Problem details
Restate the whole of the material. Keep every word, and drop the pictures.

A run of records
%%

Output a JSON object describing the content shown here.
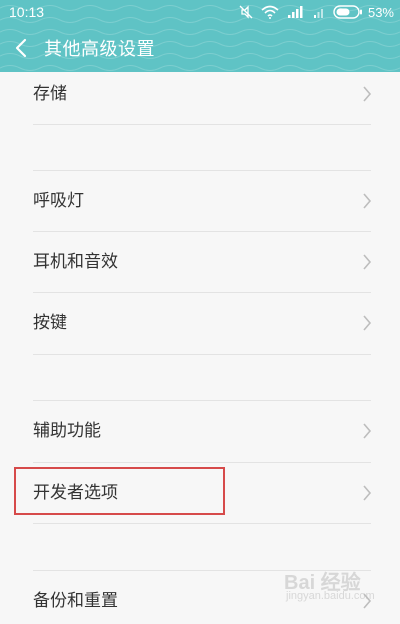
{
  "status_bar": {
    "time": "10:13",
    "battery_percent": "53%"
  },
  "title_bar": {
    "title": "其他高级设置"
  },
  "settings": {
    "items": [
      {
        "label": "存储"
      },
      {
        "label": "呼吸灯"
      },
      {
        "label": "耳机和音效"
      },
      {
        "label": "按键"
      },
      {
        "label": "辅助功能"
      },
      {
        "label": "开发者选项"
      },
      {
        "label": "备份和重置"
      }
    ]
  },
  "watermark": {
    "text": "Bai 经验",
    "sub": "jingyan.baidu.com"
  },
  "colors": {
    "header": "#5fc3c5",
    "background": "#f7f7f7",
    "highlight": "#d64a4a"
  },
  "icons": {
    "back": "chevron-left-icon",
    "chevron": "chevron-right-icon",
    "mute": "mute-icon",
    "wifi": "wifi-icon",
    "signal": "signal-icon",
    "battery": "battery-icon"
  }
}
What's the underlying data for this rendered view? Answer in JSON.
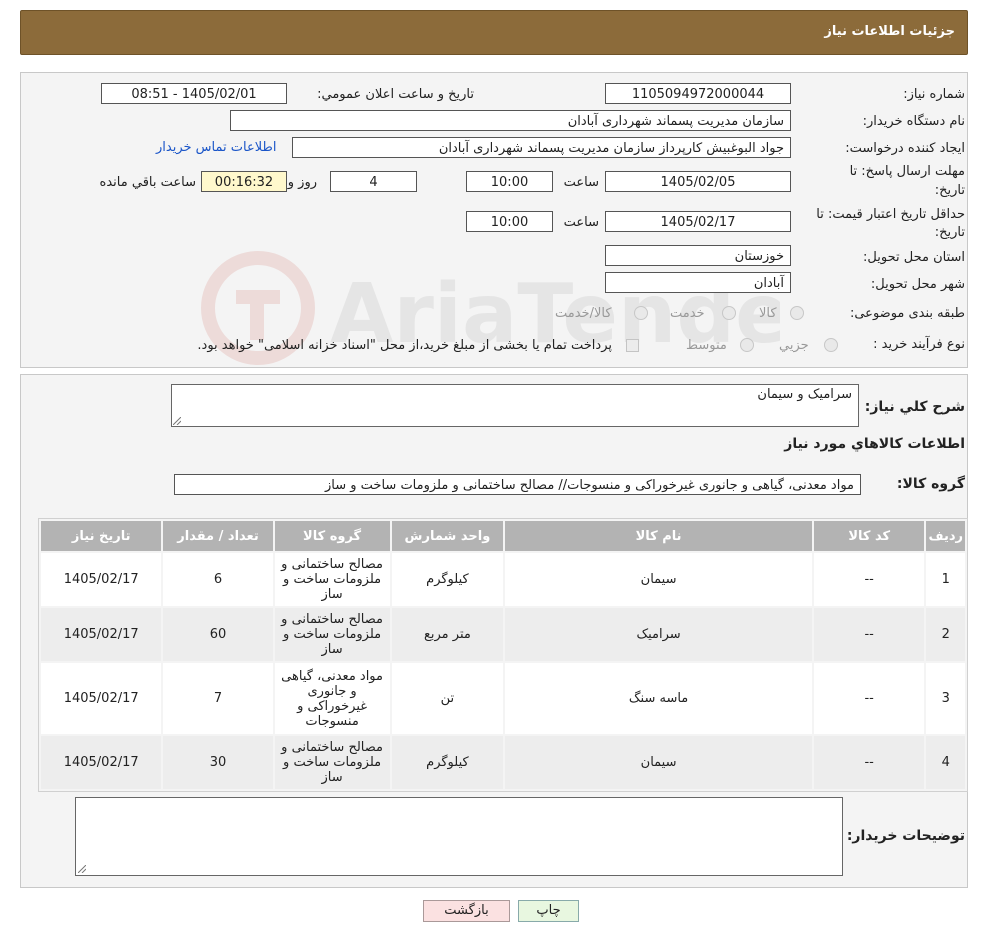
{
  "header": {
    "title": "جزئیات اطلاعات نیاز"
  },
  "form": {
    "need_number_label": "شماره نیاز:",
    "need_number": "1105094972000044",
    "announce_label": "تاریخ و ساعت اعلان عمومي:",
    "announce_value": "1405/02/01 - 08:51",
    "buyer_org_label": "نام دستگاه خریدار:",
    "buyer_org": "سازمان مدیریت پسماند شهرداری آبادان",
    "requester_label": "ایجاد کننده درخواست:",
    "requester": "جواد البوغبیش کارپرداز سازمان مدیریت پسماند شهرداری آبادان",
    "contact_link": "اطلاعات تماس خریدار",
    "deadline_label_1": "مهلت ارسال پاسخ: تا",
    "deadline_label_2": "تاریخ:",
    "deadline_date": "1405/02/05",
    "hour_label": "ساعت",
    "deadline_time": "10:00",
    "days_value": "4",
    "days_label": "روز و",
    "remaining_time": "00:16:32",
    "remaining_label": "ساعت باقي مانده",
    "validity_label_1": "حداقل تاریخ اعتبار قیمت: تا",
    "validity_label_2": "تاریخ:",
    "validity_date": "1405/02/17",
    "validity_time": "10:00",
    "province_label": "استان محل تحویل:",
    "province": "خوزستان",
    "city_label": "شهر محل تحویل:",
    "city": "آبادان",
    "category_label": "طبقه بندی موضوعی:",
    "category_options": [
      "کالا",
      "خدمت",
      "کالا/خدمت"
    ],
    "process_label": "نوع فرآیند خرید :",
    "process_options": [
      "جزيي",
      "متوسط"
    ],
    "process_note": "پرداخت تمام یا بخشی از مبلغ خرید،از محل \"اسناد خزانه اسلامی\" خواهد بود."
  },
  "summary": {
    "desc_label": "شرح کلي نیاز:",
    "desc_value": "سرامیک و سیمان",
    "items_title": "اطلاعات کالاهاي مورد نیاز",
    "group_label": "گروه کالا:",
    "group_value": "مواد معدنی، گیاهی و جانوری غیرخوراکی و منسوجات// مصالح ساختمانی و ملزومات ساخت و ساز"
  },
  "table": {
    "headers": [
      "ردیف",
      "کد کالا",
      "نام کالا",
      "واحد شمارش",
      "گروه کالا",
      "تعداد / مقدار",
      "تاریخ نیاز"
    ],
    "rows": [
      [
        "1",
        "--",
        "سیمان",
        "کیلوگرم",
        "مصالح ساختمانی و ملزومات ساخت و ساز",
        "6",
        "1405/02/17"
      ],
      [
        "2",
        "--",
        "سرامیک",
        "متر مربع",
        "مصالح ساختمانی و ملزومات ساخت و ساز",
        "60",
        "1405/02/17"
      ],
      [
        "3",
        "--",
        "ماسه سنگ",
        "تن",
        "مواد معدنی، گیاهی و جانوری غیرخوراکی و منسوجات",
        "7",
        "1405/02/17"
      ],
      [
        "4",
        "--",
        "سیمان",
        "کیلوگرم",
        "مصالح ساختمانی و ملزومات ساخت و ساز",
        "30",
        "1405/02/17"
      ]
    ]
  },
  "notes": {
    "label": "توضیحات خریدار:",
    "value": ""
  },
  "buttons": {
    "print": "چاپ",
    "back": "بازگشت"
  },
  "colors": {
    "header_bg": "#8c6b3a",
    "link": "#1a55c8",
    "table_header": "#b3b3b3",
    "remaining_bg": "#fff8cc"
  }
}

%%

Complete output
Output a JSON object describing the content shown here.
{
  "status_bar": {
    "time": "10:13",
    "battery_percent": "53%"
  },
  "title_bar": {
    "title": "其他高级设置"
  },
  "settings": {
    "items": [
      {
        "label": "存储"
      },
      {
        "label": "呼吸灯"
      },
      {
        "label": "耳机和音效"
      },
      {
        "label": "按键"
      },
      {
        "label": "辅助功能"
      },
      {
        "label": "开发者选项"
      },
      {
        "label": "备份和重置"
      }
    ]
  },
  "watermark": {
    "text": "Bai 经验",
    "sub": "jingyan.baidu.com"
  },
  "colors": {
    "header": "#5fc3c5",
    "background": "#f7f7f7",
    "highlight": "#d64a4a"
  },
  "icons": {
    "back": "chevron-left-icon",
    "chevron": "chevron-right-icon",
    "mute": "mute-icon",
    "wifi": "wifi-icon",
    "signal": "signal-icon",
    "battery": "battery-icon"
  }
}
What's the underlying data for this rendered view? Answer in JSON.
{
  "header": {
    "title": "جزئیات اطلاعات نیاز"
  },
  "form": {
    "need_number_label": "شماره نیاز:",
    "need_number": "1105094972000044",
    "announce_label": "تاریخ و ساعت اعلان عمومي:",
    "announce_value": "1405/02/01 - 08:51",
    "buyer_org_label": "نام دستگاه خریدار:",
    "buyer_org": "سازمان مدیریت پسماند شهرداری آبادان",
    "requester_label": "ایجاد کننده درخواست:",
    "requester": "جواد البوغبیش کارپرداز سازمان مدیریت پسماند شهرداری آبادان",
    "contact_link": "اطلاعات تماس خریدار",
    "deadline_label_1": "مهلت ارسال پاسخ: تا",
    "deadline_label_2": "تاریخ:",
    "deadline_date": "1405/02/05",
    "hour_label": "ساعت",
    "deadline_time": "10:00",
    "days_value": "4",
    "days_label": "روز و",
    "remaining_time": "00:16:32",
    "remaining_label": "ساعت باقي مانده",
    "validity_label_1": "حداقل تاریخ اعتبار قیمت: تا",
    "validity_label_2": "تاریخ:",
    "validity_date": "1405/02/17",
    "validity_time": "10:00",
    "province_label": "استان محل تحویل:",
    "province": "خوزستان",
    "city_label": "شهر محل تحویل:",
    "city": "آبادان",
    "category_label": "طبقه بندی موضوعی:",
    "category_options": [
      "کالا",
      "خدمت",
      "کالا/خدمت"
    ],
    "process_label": "نوع فرآیند خرید :",
    "process_options": [
      "جزيي",
      "متوسط"
    ],
    "process_note": "پرداخت تمام یا بخشی از مبلغ خرید،از محل \"اسناد خزانه اسلامی\" خواهد بود."
  },
  "summary": {
    "desc_label": "شرح کلي نیاز:",
    "desc_value": "سرامیک و سیمان",
    "items_title": "اطلاعات کالاهاي مورد نیاز",
    "group_label": "گروه کالا:",
    "group_value": "مواد معدنی، گیاهی و جانوری غیرخوراکی و منسوجات// مصالح ساختمانی و ملزومات ساخت و ساز"
  },
  "table": {
    "headers": [
      "ردیف",
      "کد کالا",
      "نام کالا",
      "واحد شمارش",
      "گروه کالا",
      "تعداد / مقدار",
      "تاریخ نیاز"
    ],
    "rows": [
      [
        "1",
        "--",
        "سیمان",
        "کیلوگرم",
        "مصالح ساختمانی و ملزومات ساخت و ساز",
        "6",
        "1405/02/17"
      ],
      [
        "2",
        "--",
        "سرامیک",
        "متر مربع",
        "مصالح ساختمانی و ملزومات ساخت و ساز",
        "60",
        "1405/02/17"
      ],
      [
        "3",
        "--",
        "ماسه سنگ",
        "تن",
        "مواد معدنی، گیاهی و جانوری غیرخوراکی و منسوجات",
        "7",
        "1405/02/17"
      ],
      [
        "4",
        "--",
        "سیمان",
        "کیلوگرم",
        "مصالح ساختمانی و ملزومات ساخت و ساز",
        "30",
        "1405/02/17"
      ]
    ]
  },
  "notes": {
    "label": "توضیحات خریدار:",
    "value": ""
  },
  "buttons": {
    "print": "چاپ",
    "back": "بازگشت"
  },
  "colors": {
    "header_bg": "#8c6b3a",
    "link": "#1a55c8",
    "table_header": "#b3b3b3",
    "remaining_bg": "#fff8cc"
  }
}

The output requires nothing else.